Figure contents as structured data
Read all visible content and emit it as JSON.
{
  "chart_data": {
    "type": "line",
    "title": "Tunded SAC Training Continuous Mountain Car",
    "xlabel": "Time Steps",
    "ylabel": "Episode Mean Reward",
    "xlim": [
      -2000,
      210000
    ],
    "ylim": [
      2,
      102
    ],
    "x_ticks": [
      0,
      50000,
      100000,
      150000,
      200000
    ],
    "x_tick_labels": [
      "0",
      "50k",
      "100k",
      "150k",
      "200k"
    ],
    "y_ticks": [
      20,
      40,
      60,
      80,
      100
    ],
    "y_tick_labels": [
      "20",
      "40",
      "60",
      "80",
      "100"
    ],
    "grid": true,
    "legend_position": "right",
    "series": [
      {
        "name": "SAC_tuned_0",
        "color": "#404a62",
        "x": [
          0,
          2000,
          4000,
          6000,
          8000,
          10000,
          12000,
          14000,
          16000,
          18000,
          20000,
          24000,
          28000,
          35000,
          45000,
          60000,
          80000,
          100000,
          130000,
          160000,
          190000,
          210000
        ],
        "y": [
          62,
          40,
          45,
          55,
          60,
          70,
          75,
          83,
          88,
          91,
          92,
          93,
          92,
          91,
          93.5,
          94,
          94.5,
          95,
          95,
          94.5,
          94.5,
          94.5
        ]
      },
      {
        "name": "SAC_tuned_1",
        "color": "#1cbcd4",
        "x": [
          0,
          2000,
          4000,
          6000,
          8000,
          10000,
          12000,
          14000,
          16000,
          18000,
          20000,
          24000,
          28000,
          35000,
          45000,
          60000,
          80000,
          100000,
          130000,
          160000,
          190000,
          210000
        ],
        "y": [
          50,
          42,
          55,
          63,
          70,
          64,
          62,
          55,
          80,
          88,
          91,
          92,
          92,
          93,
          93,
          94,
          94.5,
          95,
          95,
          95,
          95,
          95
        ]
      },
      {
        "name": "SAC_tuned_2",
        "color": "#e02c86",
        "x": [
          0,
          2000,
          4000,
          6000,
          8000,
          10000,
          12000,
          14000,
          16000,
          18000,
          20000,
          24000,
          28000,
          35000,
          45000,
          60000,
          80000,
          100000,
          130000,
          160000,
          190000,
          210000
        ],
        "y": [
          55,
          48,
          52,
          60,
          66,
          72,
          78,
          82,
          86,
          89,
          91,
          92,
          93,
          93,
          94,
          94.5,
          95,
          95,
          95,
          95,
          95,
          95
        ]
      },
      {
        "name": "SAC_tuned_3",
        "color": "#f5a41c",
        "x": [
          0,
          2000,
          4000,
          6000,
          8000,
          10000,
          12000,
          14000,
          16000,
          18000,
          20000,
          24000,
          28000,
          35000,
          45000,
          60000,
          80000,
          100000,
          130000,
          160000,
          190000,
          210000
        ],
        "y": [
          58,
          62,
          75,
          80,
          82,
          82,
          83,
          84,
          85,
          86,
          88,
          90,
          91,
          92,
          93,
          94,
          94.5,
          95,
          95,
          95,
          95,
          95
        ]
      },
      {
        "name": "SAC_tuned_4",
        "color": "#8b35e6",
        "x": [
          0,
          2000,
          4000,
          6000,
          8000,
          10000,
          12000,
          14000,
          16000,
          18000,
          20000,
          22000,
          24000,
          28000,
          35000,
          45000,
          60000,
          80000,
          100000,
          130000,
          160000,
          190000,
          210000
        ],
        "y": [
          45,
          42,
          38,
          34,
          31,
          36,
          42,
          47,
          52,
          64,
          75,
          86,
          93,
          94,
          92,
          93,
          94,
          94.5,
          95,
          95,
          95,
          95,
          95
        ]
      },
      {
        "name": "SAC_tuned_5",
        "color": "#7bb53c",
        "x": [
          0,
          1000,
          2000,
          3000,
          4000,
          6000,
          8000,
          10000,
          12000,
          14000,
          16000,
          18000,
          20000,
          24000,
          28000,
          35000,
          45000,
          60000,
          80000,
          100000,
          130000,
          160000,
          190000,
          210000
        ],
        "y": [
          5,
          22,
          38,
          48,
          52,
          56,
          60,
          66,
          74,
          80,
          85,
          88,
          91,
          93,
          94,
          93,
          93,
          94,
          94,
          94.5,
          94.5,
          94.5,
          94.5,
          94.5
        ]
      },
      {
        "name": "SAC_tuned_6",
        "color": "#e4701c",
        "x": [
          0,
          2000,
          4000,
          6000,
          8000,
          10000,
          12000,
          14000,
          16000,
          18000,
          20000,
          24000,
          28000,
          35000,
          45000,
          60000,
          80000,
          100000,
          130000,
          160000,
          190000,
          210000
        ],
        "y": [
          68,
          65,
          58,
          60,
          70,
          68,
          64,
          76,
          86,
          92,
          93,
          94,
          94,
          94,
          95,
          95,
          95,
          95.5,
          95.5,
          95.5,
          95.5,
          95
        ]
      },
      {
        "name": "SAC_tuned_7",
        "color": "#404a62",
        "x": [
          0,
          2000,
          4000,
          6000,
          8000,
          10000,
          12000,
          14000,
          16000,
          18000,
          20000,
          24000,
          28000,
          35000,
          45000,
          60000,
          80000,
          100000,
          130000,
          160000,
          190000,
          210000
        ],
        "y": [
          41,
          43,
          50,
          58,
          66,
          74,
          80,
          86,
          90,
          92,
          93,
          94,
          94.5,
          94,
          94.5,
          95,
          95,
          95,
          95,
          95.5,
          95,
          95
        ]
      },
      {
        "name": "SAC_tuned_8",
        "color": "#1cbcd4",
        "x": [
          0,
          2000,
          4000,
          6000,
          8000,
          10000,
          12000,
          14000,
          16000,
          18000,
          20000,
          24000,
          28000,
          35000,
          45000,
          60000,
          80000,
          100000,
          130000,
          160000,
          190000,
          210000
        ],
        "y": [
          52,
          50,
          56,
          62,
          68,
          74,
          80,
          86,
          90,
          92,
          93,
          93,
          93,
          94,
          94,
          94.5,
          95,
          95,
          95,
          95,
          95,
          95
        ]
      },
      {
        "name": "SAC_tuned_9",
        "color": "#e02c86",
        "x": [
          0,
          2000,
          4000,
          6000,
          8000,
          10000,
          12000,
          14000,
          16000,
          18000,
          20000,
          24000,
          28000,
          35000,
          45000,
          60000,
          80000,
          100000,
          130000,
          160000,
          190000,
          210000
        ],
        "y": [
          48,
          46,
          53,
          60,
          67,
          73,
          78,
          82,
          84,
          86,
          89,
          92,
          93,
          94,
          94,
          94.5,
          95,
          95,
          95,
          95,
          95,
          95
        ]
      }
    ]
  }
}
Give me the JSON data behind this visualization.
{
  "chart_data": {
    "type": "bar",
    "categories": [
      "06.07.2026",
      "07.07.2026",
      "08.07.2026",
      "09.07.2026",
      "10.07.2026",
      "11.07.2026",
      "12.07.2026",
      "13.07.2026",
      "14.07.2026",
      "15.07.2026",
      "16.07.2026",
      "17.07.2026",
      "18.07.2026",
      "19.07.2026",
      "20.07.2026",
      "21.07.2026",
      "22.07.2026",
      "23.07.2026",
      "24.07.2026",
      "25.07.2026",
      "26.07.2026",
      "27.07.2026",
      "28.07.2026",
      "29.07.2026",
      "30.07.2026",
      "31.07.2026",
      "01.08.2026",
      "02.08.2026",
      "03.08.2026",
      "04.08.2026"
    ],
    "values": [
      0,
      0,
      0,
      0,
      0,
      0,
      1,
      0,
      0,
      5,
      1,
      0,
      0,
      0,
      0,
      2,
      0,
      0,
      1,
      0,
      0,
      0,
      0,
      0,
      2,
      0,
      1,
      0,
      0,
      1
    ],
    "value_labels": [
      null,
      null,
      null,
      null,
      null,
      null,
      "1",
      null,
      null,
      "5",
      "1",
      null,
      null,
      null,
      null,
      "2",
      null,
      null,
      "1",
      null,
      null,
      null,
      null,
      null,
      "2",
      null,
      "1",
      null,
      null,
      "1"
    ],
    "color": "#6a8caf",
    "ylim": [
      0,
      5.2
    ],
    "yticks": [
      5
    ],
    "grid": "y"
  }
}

GIVEN EXERCISE: The word "name" may turn up on some lines of these records; say how many, with no other words.

SOLUTION TO THIS TASK: 10